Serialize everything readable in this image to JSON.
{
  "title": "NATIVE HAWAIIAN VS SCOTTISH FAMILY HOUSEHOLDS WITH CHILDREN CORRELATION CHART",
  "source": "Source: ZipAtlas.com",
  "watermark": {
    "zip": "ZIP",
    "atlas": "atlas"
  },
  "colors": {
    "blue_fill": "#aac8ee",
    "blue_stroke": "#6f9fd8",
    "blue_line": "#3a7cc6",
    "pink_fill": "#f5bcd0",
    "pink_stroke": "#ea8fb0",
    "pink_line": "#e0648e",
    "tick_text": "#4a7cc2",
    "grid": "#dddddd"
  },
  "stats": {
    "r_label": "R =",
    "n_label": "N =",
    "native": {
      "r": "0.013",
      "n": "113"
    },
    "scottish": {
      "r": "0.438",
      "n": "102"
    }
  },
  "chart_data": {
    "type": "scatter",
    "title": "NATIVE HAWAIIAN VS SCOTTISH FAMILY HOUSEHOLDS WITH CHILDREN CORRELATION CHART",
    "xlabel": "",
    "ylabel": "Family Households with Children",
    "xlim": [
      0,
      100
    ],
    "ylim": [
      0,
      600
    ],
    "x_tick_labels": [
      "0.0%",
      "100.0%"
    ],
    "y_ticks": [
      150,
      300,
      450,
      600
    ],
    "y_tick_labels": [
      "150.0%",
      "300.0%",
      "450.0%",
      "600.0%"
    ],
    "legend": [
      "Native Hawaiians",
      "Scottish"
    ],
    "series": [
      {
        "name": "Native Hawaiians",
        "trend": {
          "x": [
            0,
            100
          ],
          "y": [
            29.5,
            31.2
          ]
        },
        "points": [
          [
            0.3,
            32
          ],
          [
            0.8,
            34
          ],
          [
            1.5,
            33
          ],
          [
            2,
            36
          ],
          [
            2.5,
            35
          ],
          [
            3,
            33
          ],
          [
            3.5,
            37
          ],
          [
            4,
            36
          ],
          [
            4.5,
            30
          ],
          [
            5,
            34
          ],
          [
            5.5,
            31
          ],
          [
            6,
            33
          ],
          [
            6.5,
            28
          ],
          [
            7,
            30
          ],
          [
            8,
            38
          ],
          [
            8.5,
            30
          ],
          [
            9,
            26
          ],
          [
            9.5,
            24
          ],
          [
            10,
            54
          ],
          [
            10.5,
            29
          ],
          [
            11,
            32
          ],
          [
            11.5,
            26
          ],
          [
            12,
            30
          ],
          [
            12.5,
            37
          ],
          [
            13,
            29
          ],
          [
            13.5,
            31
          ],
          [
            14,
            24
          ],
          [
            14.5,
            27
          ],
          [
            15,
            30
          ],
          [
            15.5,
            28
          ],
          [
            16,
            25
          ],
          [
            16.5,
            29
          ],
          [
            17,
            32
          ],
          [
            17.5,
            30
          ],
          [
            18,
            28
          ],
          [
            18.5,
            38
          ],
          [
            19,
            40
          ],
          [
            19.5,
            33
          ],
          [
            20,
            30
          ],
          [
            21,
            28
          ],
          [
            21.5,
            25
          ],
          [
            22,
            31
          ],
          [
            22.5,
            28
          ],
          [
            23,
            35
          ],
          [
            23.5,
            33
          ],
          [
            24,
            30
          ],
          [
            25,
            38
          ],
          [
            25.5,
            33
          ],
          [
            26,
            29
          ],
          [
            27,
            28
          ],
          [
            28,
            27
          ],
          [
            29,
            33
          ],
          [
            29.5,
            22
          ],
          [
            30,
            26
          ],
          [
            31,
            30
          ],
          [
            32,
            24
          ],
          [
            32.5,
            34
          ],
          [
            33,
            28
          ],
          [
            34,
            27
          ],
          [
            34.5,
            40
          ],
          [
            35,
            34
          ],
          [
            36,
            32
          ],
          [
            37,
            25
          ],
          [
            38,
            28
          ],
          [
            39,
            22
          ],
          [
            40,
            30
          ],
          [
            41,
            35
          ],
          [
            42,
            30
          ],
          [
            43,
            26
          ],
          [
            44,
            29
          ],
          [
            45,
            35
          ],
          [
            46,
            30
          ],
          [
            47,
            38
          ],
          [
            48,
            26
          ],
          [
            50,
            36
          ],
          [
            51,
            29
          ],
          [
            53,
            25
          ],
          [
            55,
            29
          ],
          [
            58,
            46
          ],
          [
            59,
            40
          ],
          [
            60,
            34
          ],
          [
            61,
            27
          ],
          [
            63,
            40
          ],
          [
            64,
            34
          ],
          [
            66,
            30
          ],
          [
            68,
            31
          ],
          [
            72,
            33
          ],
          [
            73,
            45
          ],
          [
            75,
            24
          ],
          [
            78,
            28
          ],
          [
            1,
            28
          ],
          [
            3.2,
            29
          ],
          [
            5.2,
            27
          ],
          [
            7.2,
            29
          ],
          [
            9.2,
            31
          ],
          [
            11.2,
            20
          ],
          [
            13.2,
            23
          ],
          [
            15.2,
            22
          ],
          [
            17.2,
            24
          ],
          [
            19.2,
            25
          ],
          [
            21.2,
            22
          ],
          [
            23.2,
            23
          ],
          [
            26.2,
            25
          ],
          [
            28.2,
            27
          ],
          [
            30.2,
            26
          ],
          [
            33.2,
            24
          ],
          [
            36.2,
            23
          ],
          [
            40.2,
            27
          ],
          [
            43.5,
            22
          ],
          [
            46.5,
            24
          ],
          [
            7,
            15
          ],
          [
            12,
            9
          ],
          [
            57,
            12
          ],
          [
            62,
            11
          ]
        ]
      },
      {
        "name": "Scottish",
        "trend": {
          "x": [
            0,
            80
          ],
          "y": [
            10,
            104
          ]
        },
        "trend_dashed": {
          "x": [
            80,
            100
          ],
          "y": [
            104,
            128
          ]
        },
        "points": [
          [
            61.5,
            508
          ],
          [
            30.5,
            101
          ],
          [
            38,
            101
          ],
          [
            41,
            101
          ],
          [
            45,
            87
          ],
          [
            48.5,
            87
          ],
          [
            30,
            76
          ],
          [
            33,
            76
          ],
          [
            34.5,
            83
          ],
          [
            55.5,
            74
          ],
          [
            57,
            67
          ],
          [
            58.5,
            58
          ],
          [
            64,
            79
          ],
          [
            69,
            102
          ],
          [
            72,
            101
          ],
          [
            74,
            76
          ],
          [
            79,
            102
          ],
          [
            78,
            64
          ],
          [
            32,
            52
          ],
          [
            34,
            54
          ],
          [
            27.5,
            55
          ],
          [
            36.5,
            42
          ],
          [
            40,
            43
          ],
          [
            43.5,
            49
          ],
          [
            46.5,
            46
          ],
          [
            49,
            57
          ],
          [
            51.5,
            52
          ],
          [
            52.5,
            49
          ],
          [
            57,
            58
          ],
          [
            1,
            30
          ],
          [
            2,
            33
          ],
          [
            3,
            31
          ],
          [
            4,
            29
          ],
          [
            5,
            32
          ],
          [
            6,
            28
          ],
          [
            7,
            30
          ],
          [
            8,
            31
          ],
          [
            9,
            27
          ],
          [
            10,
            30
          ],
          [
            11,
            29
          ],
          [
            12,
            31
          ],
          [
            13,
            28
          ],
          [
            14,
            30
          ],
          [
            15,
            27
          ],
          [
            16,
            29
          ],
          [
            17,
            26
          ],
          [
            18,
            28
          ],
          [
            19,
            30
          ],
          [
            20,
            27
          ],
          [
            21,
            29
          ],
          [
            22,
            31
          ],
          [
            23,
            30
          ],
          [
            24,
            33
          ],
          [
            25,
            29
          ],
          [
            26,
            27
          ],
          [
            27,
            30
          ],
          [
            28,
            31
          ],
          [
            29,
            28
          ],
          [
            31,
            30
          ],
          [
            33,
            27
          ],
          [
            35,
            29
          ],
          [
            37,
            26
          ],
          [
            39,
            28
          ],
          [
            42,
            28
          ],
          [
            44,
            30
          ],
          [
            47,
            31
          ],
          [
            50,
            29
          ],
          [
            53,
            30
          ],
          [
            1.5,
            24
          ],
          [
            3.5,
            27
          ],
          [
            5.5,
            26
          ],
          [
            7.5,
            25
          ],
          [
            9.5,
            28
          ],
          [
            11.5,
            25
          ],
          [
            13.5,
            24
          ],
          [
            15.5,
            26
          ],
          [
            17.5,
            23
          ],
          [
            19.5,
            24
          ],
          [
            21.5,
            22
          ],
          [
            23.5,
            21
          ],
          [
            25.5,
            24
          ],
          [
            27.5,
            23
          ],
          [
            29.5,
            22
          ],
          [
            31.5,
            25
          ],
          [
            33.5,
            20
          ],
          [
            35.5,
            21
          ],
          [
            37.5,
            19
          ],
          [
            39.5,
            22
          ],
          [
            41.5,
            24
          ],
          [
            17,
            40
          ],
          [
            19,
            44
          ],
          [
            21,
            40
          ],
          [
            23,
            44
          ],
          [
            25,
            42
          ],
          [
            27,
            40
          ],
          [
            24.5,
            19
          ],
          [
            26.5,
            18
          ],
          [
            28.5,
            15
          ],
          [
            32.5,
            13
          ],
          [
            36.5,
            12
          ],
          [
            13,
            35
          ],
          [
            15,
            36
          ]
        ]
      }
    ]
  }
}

▸ **SET EXERCISE**
From the data, pick out every line that includes "name".

▸ **REPLY TO THE EXERCISE**
        "name": "Native Hawaiians",
        "name": "Scottish",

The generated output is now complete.